*To do*.
What lines of the data hold the string "suma"? Pull each one out.

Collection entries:
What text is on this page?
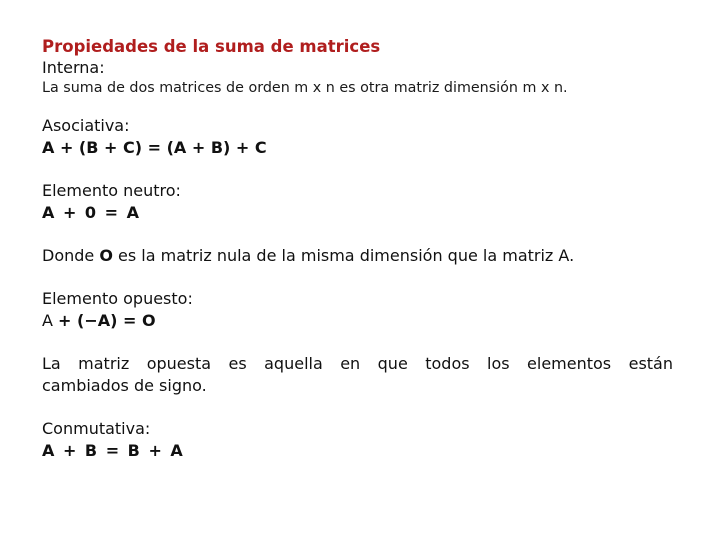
Propiedades de la suma de matrices

Interna:

La suma de dos matrices de orden m x n es otra matriz dimensión m x n.

Asociativa:

A + (B + C) = (A + B) + C

Elemento neutro:

A + 0 = A

Donde O es la matriz nula de la misma dimensión que la matriz A.

Elemento opuesto:

A + (−A) = O

La matriz opuesta es aquella en que todos los elementos están
cambiados de signo.

Conmutativa:

A + B = B + A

*Written response*.
Propiedades de la suma de matrices
La suma de dos matrices de orden m x n es otra matriz dimensión m x n.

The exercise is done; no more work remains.